--- begin Records supplied ---

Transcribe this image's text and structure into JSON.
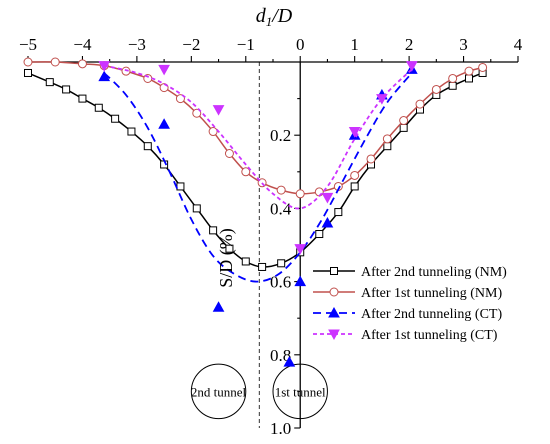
{
  "chart_data": {
    "type": "line",
    "xlabel": "d1/D",
    "xlabel_main": "d",
    "xlabel_sub": "1",
    "xlabel_tail": "/D",
    "ylabel": "S/D (%)",
    "xlim": [
      -5,
      4
    ],
    "ylim": [
      0,
      1.0
    ],
    "y_inverted": true,
    "x_axis_position": "top",
    "y_axis_at_x": 0,
    "x_ticks": [
      -5,
      -4,
      -3,
      -2,
      -1,
      0,
      1,
      2,
      3,
      4
    ],
    "x_tick_labels": [
      "−5",
      "−4",
      "−3",
      "−2",
      "−1",
      "0",
      "1",
      "2",
      "3",
      "4"
    ],
    "y_ticks": [
      0.2,
      0.4,
      0.6,
      0.8,
      1.0
    ],
    "y_tick_labels": [
      "0.2",
      "0.4",
      "0.6",
      "0.8",
      "1.0"
    ],
    "grid": false,
    "legend_position": "right",
    "reference_line_x": -0.75,
    "series": [
      {
        "name": "After 2nd tunneling (NM)",
        "color": "#000000",
        "line": "solid",
        "marker": "square-open",
        "x": [
          -5.0,
          -4.6,
          -4.3,
          -4.0,
          -3.7,
          -3.4,
          -3.1,
          -2.8,
          -2.5,
          -2.2,
          -1.9,
          -1.6,
          -1.3,
          -1.0,
          -0.7,
          -0.35,
          0.0,
          0.35,
          0.7,
          1.0,
          1.3,
          1.6,
          1.9,
          2.2,
          2.5,
          2.8,
          3.1,
          3.35
        ],
        "y": [
          0.03,
          0.055,
          0.075,
          0.1,
          0.125,
          0.155,
          0.19,
          0.23,
          0.28,
          0.34,
          0.4,
          0.46,
          0.51,
          0.545,
          0.56,
          0.55,
          0.52,
          0.47,
          0.41,
          0.34,
          0.28,
          0.23,
          0.18,
          0.13,
          0.09,
          0.065,
          0.045,
          0.03
        ]
      },
      {
        "name": "After 1st tunneling (NM)",
        "color": "#C0504D",
        "line": "solid",
        "marker": "circle-open",
        "x": [
          -5.0,
          -4.5,
          -4.0,
          -3.6,
          -3.2,
          -2.8,
          -2.5,
          -2.2,
          -1.9,
          -1.6,
          -1.3,
          -1.0,
          -0.7,
          -0.35,
          0.0,
          0.35,
          0.7,
          1.0,
          1.3,
          1.6,
          1.9,
          2.2,
          2.5,
          2.8,
          3.1,
          3.35
        ],
        "y": [
          0.0,
          0.0,
          0.005,
          0.01,
          0.025,
          0.045,
          0.07,
          0.1,
          0.14,
          0.19,
          0.25,
          0.3,
          0.33,
          0.35,
          0.36,
          0.355,
          0.34,
          0.31,
          0.265,
          0.21,
          0.16,
          0.115,
          0.075,
          0.045,
          0.025,
          0.015
        ]
      },
      {
        "name": "After 2nd  tunneling (CT)",
        "color": "#0000FF",
        "line": "dashed",
        "marker": "triangle-up",
        "fit_x": [
          -3.6,
          -3.2,
          -2.8,
          -2.4,
          -2.0,
          -1.6,
          -1.2,
          -0.8,
          -0.4,
          0.0,
          0.4,
          0.8,
          1.2,
          1.6,
          2.05
        ],
        "fit_y": [
          0.03,
          0.09,
          0.18,
          0.3,
          0.43,
          0.53,
          0.58,
          0.6,
          0.58,
          0.52,
          0.43,
          0.32,
          0.21,
          0.11,
          0.03
        ],
        "x": [
          -3.6,
          -2.5,
          -1.5,
          -0.2,
          0.0,
          0.5,
          1.0,
          1.5,
          2.05
        ],
        "y": [
          0.04,
          0.17,
          0.67,
          0.82,
          0.6,
          0.44,
          0.2,
          0.09,
          0.02
        ]
      },
      {
        "name": "After 1st tunneling (CT)",
        "color": "#CC33FF",
        "line": "dotted",
        "marker": "triangle-down",
        "fit_x": [
          -3.6,
          -3.0,
          -2.5,
          -2.0,
          -1.5,
          -1.0,
          -0.5,
          0.0,
          0.5,
          1.0,
          1.5,
          2.05
        ],
        "fit_y": [
          0.01,
          0.03,
          0.06,
          0.11,
          0.19,
          0.28,
          0.36,
          0.4,
          0.34,
          0.21,
          0.1,
          0.02
        ],
        "x": [
          -3.6,
          -2.5,
          -1.5,
          0.0,
          0.5,
          1.0,
          1.5,
          2.05
        ],
        "y": [
          0.01,
          0.02,
          0.13,
          0.51,
          0.37,
          0.19,
          0.1,
          0.01
        ]
      }
    ]
  },
  "tunnels": [
    {
      "label": "2nd tunnel",
      "center_x": -1.5,
      "center_y": 0.9,
      "radius_d": 0.5
    },
    {
      "label": "1st tunnel",
      "center_x": 0.0,
      "center_y": 0.9,
      "radius_d": 0.5
    }
  ]
}
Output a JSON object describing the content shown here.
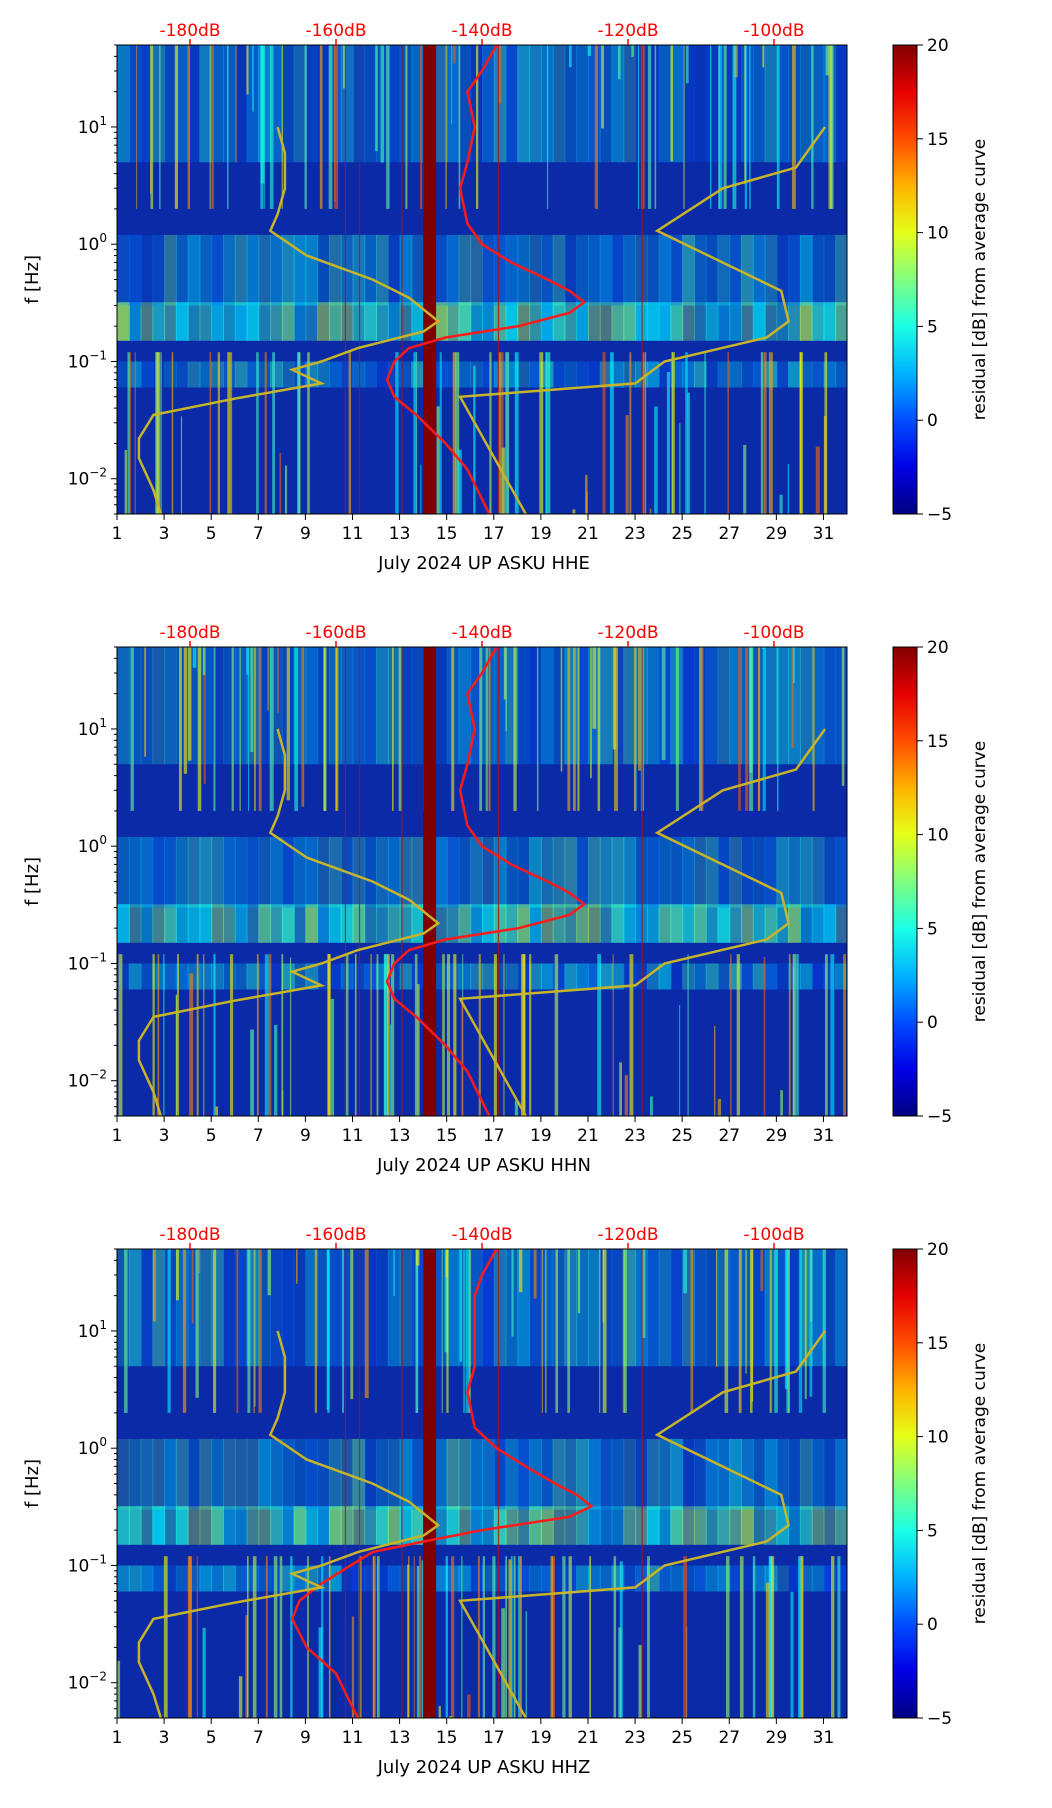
{
  "chart_data": [
    {
      "type": "heatmap",
      "title": "",
      "xlabel": "July 2024 UP ASKU  HHE",
      "ylabel": "f [Hz]",
      "x_ticks": [
        "1",
        "3",
        "5",
        "7",
        "9",
        "11",
        "13",
        "15",
        "17",
        "19",
        "21",
        "23",
        "25",
        "27",
        "29",
        "31"
      ],
      "x_range": [
        1,
        32
      ],
      "y_range_hz": [
        0.005,
        50
      ],
      "y_scale": "log",
      "y_ticks": [
        {
          "value": 0.01,
          "base": "10",
          "exp": "−2"
        },
        {
          "value": 0.1,
          "base": "10",
          "exp": "−1"
        },
        {
          "value": 1,
          "base": "10",
          "exp": "0"
        },
        {
          "value": 10,
          "base": "10",
          "exp": "1"
        }
      ],
      "top_axis_labels": [
        "-180dB",
        "-160dB",
        "-140dB",
        "-120dB",
        "-100dB"
      ],
      "top_axis_color": "#ff0000",
      "colorbar": {
        "label": "residual [dB] from average curve",
        "min": -5,
        "max": 20,
        "ticks": [
          "−5",
          "0",
          "5",
          "10",
          "15",
          "20"
        ]
      },
      "series": [
        {
          "name": "average PSD (red)",
          "color": "#ff1a1a",
          "points": [
            [
              -138,
              50
            ],
            [
              -140,
              30
            ],
            [
              -142,
              20
            ],
            [
              -141,
              10
            ],
            [
              -142,
              5
            ],
            [
              -143,
              3
            ],
            [
              -142,
              1.5
            ],
            [
              -140,
              1.0
            ],
            [
              -136,
              0.7
            ],
            [
              -131,
              0.5
            ],
            [
              -128,
              0.4
            ],
            [
              -126,
              0.32
            ],
            [
              -128,
              0.26
            ],
            [
              -135,
              0.2
            ],
            [
              -145,
              0.16
            ],
            [
              -150,
              0.13
            ],
            [
              -152,
              0.1
            ],
            [
              -153,
              0.07
            ],
            [
              -152,
              0.05
            ],
            [
              -149,
              0.035
            ],
            [
              -145,
              0.02
            ],
            [
              -142,
              0.012
            ],
            [
              -139,
              0.005
            ]
          ]
        },
        {
          "name": "noise model (yellow)",
          "color": "#c8b428",
          "points": [
            [
              -168,
              10
            ],
            [
              -167,
              6
            ],
            [
              -167,
              3
            ],
            [
              -168,
              1.8
            ],
            [
              -169,
              1.3
            ],
            [
              -164,
              0.8
            ],
            [
              -155,
              0.5
            ],
            [
              -150,
              0.35
            ],
            [
              -146,
              0.22
            ],
            [
              -148,
              0.18
            ],
            [
              -157,
              0.13
            ],
            [
              -162,
              0.1
            ],
            [
              -166,
              0.085
            ],
            [
              -162,
              0.065
            ],
            [
              -174,
              0.048
            ],
            [
              -185,
              0.035
            ],
            [
              -187,
              0.022
            ],
            [
              -187,
              0.015
            ],
            [
              -185,
              0.008
            ],
            [
              -184,
              0.005
            ]
          ]
        },
        {
          "name": "noise model (yellow, right)",
          "color": "#c8b428",
          "points": [
            [
              -93,
              10
            ],
            [
              -97,
              4.5
            ],
            [
              -107,
              3
            ],
            [
              -116,
              1.3
            ],
            [
              -99,
              0.4
            ],
            [
              -98,
              0.22
            ],
            [
              -101,
              0.16
            ],
            [
              -115,
              0.1
            ],
            [
              -119,
              0.065
            ],
            [
              -143,
              0.05
            ],
            [
              -134,
              0.005
            ]
          ]
        }
      ]
    },
    {
      "type": "heatmap",
      "title": "",
      "xlabel": "July 2024 UP ASKU  HHN",
      "ylabel": "f [Hz]",
      "x_ticks": [
        "1",
        "3",
        "5",
        "7",
        "9",
        "11",
        "13",
        "15",
        "17",
        "19",
        "21",
        "23",
        "25",
        "27",
        "29",
        "31"
      ],
      "x_range": [
        1,
        32
      ],
      "y_range_hz": [
        0.005,
        50
      ],
      "y_scale": "log",
      "y_ticks": [
        {
          "value": 0.01,
          "base": "10",
          "exp": "−2"
        },
        {
          "value": 0.1,
          "base": "10",
          "exp": "−1"
        },
        {
          "value": 1,
          "base": "10",
          "exp": "0"
        },
        {
          "value": 10,
          "base": "10",
          "exp": "1"
        }
      ],
      "top_axis_labels": [
        "-180dB",
        "-160dB",
        "-140dB",
        "-120dB",
        "-100dB"
      ],
      "top_axis_color": "#ff0000",
      "colorbar": {
        "label": "residual [dB] from average curve",
        "min": -5,
        "max": 20,
        "ticks": [
          "−5",
          "0",
          "5",
          "10",
          "15",
          "20"
        ]
      },
      "series": [
        {
          "name": "average PSD (red)",
          "color": "#ff1a1a",
          "points": [
            [
              -138,
              50
            ],
            [
              -140,
              30
            ],
            [
              -142,
              20
            ],
            [
              -141,
              10
            ],
            [
              -142,
              5
            ],
            [
              -143,
              3
            ],
            [
              -142,
              1.5
            ],
            [
              -140,
              1.0
            ],
            [
              -136,
              0.7
            ],
            [
              -131,
              0.5
            ],
            [
              -128,
              0.4
            ],
            [
              -126,
              0.32
            ],
            [
              -128,
              0.26
            ],
            [
              -135,
              0.2
            ],
            [
              -145,
              0.16
            ],
            [
              -150,
              0.13
            ],
            [
              -152,
              0.1
            ],
            [
              -153,
              0.07
            ],
            [
              -152,
              0.05
            ],
            [
              -149,
              0.035
            ],
            [
              -145,
              0.02
            ],
            [
              -142,
              0.012
            ],
            [
              -139,
              0.005
            ]
          ]
        },
        {
          "name": "noise model (yellow)",
          "color": "#c8b428",
          "points": [
            [
              -168,
              10
            ],
            [
              -167,
              6
            ],
            [
              -167,
              3
            ],
            [
              -168,
              1.8
            ],
            [
              -169,
              1.3
            ],
            [
              -164,
              0.8
            ],
            [
              -155,
              0.5
            ],
            [
              -150,
              0.35
            ],
            [
              -146,
              0.22
            ],
            [
              -148,
              0.18
            ],
            [
              -157,
              0.13
            ],
            [
              -162,
              0.1
            ],
            [
              -166,
              0.085
            ],
            [
              -162,
              0.065
            ],
            [
              -174,
              0.048
            ],
            [
              -185,
              0.035
            ],
            [
              -187,
              0.022
            ],
            [
              -187,
              0.015
            ],
            [
              -185,
              0.008
            ],
            [
              -184,
              0.005
            ]
          ]
        },
        {
          "name": "noise model (yellow, right)",
          "color": "#c8b428",
          "points": [
            [
              -93,
              10
            ],
            [
              -97,
              4.5
            ],
            [
              -107,
              3
            ],
            [
              -116,
              1.3
            ],
            [
              -99,
              0.4
            ],
            [
              -98,
              0.22
            ],
            [
              -101,
              0.16
            ],
            [
              -115,
              0.1
            ],
            [
              -119,
              0.065
            ],
            [
              -143,
              0.05
            ],
            [
              -134,
              0.005
            ]
          ]
        }
      ]
    },
    {
      "type": "heatmap",
      "title": "",
      "xlabel": "July 2024 UP ASKU  HHZ",
      "ylabel": "f [Hz]",
      "x_ticks": [
        "1",
        "3",
        "5",
        "7",
        "9",
        "11",
        "13",
        "15",
        "17",
        "19",
        "21",
        "23",
        "25",
        "27",
        "29",
        "31"
      ],
      "x_range": [
        1,
        32
      ],
      "y_range_hz": [
        0.005,
        50
      ],
      "y_scale": "log",
      "y_ticks": [
        {
          "value": 0.01,
          "base": "10",
          "exp": "−2"
        },
        {
          "value": 0.1,
          "base": "10",
          "exp": "−1"
        },
        {
          "value": 1,
          "base": "10",
          "exp": "0"
        },
        {
          "value": 10,
          "base": "10",
          "exp": "1"
        }
      ],
      "top_axis_labels": [
        "-180dB",
        "-160dB",
        "-140dB",
        "-120dB",
        "-100dB"
      ],
      "top_axis_color": "#ff0000",
      "colorbar": {
        "label": "residual [dB] from average curve",
        "min": -5,
        "max": 20,
        "ticks": [
          "−5",
          "0",
          "5",
          "10",
          "15",
          "20"
        ]
      },
      "series": [
        {
          "name": "average PSD (red)",
          "color": "#ff1a1a",
          "points": [
            [
              -138,
              50
            ],
            [
              -140,
              30
            ],
            [
              -141,
              20
            ],
            [
              -141,
              10
            ],
            [
              -141,
              5
            ],
            [
              -142,
              3
            ],
            [
              -141,
              1.5
            ],
            [
              -138,
              1.0
            ],
            [
              -134,
              0.7
            ],
            [
              -130,
              0.5
            ],
            [
              -127,
              0.4
            ],
            [
              -125,
              0.32
            ],
            [
              -128,
              0.26
            ],
            [
              -140,
              0.2
            ],
            [
              -148,
              0.16
            ],
            [
              -155,
              0.13
            ],
            [
              -158,
              0.1
            ],
            [
              -162,
              0.07
            ],
            [
              -165,
              0.05
            ],
            [
              -166,
              0.035
            ],
            [
              -164,
              0.02
            ],
            [
              -160,
              0.012
            ],
            [
              -157,
              0.005
            ]
          ]
        },
        {
          "name": "noise model (yellow)",
          "color": "#c8b428",
          "points": [
            [
              -168,
              10
            ],
            [
              -167,
              6
            ],
            [
              -167,
              3
            ],
            [
              -168,
              1.8
            ],
            [
              -169,
              1.3
            ],
            [
              -164,
              0.8
            ],
            [
              -155,
              0.5
            ],
            [
              -150,
              0.35
            ],
            [
              -146,
              0.22
            ],
            [
              -148,
              0.18
            ],
            [
              -157,
              0.13
            ],
            [
              -162,
              0.1
            ],
            [
              -166,
              0.085
            ],
            [
              -162,
              0.065
            ],
            [
              -174,
              0.048
            ],
            [
              -185,
              0.035
            ],
            [
              -187,
              0.022
            ],
            [
              -187,
              0.015
            ],
            [
              -185,
              0.008
            ],
            [
              -184,
              0.005
            ]
          ]
        },
        {
          "name": "noise model (yellow, right)",
          "color": "#c8b428",
          "points": [
            [
              -93,
              10
            ],
            [
              -97,
              4.5
            ],
            [
              -107,
              3
            ],
            [
              -116,
              1.3
            ],
            [
              -99,
              0.4
            ],
            [
              -98,
              0.22
            ],
            [
              -101,
              0.16
            ],
            [
              -115,
              0.1
            ],
            [
              -119,
              0.065
            ],
            [
              -143,
              0.05
            ],
            [
              -134,
              0.005
            ]
          ]
        }
      ]
    }
  ]
}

--- end Records supplied ---

## Prompt
Go through the listing above and pull out each line containing the word "ASKU".

## Answer to this exercise
      "xlabel": "July 2024 UP ASKU  HHE",
      "xlabel": "July 2024 UP ASKU  HHN",
      "xlabel": "July 2024 UP ASKU  HHZ",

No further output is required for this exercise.